**Activity**
Reproduce exactly the stretch of lines running from the line with "Convert this document image to plain text." to the end of the entries below.

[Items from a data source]
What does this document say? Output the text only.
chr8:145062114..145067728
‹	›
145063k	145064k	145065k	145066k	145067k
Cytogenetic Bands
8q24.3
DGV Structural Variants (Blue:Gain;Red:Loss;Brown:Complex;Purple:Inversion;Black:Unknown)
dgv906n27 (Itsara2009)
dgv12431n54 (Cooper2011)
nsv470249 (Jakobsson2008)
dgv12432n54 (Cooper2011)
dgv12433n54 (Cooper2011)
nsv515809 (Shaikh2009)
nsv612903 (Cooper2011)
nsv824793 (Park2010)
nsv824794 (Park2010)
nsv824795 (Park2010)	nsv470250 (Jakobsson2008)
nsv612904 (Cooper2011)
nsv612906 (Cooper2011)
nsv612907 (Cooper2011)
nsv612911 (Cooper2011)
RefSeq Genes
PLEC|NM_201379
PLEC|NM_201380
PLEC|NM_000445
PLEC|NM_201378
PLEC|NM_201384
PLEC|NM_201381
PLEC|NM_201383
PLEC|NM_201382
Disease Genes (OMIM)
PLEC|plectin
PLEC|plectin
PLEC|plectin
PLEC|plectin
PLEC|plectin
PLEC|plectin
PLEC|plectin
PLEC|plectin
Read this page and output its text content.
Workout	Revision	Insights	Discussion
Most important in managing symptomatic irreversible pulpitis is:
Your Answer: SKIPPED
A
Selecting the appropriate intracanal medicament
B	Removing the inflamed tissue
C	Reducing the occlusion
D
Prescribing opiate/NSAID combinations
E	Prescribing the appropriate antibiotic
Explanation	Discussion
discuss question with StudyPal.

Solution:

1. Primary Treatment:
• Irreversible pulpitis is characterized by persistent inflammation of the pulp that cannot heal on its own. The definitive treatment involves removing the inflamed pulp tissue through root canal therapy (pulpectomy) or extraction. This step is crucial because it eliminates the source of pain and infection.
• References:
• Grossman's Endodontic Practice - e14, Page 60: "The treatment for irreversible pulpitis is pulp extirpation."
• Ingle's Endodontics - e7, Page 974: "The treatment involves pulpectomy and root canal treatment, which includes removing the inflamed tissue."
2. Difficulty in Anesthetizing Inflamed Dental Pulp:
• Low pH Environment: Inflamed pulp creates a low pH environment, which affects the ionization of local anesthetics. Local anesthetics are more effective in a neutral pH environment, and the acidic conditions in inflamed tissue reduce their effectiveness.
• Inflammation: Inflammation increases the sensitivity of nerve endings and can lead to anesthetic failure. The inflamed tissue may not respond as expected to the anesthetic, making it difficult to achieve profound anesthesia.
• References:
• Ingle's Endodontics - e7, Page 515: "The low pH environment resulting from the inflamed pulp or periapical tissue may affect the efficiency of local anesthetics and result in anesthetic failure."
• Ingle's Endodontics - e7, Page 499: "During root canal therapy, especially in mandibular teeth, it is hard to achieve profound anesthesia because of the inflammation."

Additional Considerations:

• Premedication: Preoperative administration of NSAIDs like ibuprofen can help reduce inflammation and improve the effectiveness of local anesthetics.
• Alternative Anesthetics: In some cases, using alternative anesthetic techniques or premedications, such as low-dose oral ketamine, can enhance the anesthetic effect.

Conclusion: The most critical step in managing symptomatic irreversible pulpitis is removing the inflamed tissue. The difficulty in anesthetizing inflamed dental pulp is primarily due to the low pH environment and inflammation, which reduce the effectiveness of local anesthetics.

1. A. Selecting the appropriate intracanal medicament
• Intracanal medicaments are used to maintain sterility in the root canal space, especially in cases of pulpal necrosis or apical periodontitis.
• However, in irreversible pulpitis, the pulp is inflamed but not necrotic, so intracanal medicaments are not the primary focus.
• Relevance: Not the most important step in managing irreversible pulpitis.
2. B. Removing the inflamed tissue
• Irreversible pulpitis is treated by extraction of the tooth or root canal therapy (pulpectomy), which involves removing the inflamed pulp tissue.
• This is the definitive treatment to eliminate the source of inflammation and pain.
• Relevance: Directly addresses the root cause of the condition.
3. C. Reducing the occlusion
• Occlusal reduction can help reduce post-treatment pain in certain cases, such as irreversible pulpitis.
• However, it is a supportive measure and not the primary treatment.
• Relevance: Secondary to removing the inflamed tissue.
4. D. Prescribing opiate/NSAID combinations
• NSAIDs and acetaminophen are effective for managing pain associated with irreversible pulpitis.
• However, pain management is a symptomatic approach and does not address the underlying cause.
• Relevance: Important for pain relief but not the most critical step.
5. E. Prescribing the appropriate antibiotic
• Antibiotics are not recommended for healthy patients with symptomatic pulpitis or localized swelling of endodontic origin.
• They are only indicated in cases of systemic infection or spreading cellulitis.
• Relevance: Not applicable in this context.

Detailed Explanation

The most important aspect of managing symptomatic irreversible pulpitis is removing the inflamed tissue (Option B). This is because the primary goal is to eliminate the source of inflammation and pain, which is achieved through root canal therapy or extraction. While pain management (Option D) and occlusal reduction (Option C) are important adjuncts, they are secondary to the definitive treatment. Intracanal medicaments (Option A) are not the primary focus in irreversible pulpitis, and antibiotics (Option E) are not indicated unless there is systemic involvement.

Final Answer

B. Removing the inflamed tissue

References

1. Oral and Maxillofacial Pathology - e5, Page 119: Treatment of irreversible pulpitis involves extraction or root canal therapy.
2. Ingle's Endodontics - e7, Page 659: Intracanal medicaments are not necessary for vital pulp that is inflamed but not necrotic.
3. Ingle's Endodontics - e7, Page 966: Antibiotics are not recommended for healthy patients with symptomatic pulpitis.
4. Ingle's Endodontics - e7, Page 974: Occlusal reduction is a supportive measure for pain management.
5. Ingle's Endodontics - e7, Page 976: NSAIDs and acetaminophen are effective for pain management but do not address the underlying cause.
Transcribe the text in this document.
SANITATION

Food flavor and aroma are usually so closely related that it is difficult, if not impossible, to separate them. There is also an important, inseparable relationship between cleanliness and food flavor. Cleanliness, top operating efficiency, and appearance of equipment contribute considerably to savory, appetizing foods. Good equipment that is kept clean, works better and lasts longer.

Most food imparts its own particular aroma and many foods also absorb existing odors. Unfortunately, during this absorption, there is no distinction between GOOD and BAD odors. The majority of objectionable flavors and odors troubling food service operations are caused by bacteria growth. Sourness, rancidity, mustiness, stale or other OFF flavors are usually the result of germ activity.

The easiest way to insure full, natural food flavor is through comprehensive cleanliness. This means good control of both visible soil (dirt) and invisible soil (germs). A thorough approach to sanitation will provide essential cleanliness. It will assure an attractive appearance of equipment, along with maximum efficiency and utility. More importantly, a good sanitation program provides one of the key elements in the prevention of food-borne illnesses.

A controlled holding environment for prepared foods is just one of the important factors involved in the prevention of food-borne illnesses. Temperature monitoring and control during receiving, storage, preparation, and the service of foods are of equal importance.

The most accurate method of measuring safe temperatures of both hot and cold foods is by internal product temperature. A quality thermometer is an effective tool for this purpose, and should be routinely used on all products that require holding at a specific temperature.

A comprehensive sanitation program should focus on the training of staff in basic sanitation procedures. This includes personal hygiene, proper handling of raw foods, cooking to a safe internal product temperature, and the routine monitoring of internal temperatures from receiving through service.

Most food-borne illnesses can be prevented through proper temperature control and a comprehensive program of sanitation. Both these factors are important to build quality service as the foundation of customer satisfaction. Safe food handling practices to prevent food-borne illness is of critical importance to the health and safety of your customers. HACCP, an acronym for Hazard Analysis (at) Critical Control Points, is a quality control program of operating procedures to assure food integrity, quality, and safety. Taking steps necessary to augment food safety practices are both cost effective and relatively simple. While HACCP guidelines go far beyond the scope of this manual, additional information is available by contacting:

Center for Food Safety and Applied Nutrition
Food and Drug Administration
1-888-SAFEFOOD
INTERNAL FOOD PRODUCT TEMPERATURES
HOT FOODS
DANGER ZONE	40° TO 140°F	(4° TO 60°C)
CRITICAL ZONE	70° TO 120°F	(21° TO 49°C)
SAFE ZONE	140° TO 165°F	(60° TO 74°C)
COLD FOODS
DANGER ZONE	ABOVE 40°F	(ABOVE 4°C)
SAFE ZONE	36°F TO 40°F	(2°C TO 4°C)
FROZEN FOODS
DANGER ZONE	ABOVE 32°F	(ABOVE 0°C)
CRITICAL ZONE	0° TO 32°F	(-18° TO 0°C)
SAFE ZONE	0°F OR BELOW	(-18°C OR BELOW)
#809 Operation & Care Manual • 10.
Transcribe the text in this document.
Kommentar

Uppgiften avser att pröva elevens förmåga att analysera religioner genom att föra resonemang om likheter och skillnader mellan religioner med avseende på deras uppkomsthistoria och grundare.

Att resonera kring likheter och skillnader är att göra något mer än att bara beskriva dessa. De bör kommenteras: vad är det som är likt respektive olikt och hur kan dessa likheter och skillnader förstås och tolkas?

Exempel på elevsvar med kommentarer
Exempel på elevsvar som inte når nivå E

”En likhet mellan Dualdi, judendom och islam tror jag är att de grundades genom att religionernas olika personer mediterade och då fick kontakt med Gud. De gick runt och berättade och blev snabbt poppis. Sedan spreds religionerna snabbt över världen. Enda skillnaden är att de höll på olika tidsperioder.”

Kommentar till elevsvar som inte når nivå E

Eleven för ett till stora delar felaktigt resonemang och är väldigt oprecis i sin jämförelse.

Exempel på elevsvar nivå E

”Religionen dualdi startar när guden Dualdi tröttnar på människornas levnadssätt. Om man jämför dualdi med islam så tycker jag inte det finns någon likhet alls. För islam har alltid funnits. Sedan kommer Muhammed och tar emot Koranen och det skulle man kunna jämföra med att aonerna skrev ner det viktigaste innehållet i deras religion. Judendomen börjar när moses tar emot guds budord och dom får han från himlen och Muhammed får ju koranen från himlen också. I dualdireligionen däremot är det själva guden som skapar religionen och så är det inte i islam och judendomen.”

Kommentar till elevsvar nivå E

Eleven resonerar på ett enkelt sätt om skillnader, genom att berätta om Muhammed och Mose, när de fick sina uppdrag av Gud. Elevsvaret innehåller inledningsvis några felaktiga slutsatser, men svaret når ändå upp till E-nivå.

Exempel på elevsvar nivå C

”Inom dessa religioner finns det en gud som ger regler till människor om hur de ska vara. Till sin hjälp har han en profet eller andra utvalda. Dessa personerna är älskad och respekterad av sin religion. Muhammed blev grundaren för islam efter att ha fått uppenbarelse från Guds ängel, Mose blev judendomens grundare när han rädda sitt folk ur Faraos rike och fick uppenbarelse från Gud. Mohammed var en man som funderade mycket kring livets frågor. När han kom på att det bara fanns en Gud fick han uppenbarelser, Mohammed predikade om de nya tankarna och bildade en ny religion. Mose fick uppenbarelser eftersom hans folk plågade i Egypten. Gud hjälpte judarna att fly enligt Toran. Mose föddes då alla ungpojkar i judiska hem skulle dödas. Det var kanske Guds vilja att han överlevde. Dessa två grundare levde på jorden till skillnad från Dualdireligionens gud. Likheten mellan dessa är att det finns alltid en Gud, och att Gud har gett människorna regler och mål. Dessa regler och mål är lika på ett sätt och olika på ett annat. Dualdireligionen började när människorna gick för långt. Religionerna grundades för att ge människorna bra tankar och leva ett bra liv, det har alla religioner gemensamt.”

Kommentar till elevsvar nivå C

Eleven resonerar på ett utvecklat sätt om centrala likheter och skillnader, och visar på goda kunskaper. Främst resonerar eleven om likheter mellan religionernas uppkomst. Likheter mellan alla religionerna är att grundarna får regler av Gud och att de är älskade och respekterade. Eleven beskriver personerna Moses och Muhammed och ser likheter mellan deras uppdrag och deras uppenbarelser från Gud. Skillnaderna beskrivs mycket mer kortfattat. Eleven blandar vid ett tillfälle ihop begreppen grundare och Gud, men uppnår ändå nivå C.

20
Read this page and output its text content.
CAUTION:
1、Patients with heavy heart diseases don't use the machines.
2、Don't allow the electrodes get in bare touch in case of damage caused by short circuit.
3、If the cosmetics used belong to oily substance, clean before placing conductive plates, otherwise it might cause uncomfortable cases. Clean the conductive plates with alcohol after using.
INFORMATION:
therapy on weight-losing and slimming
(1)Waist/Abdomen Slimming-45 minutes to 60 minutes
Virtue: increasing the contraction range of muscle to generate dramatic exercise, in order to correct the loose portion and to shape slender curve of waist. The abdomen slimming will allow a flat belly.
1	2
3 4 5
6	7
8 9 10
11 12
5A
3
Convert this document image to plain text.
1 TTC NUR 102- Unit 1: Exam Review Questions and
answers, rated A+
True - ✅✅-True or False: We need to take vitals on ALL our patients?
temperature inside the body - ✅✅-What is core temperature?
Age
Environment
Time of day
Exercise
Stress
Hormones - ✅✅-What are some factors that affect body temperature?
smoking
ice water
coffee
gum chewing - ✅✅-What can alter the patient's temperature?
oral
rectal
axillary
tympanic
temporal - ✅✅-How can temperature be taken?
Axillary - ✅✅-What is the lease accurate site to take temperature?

**Response to this task**
Convert this document image to plain text.
1 TTC NUR 102- Unit 1: Exam Review Questions and
answers, rated A+
True - ✅✅-True or False: We need to take vitals on ALL our patients?
temperature inside the body - ✅✅-What is core temperature?
Age
Environment
Time of day
Exercise
Stress
Hormones - ✅✅-What are some factors that affect body temperature?
smoking
ice water
coffee
gum chewing - ✅✅-What can alter the patient's temperature?
oral
rectal
axillary
tympanic
temporal - ✅✅-How can temperature be taken?
Axillary - ✅✅-What is the lease accurate site to take temperature?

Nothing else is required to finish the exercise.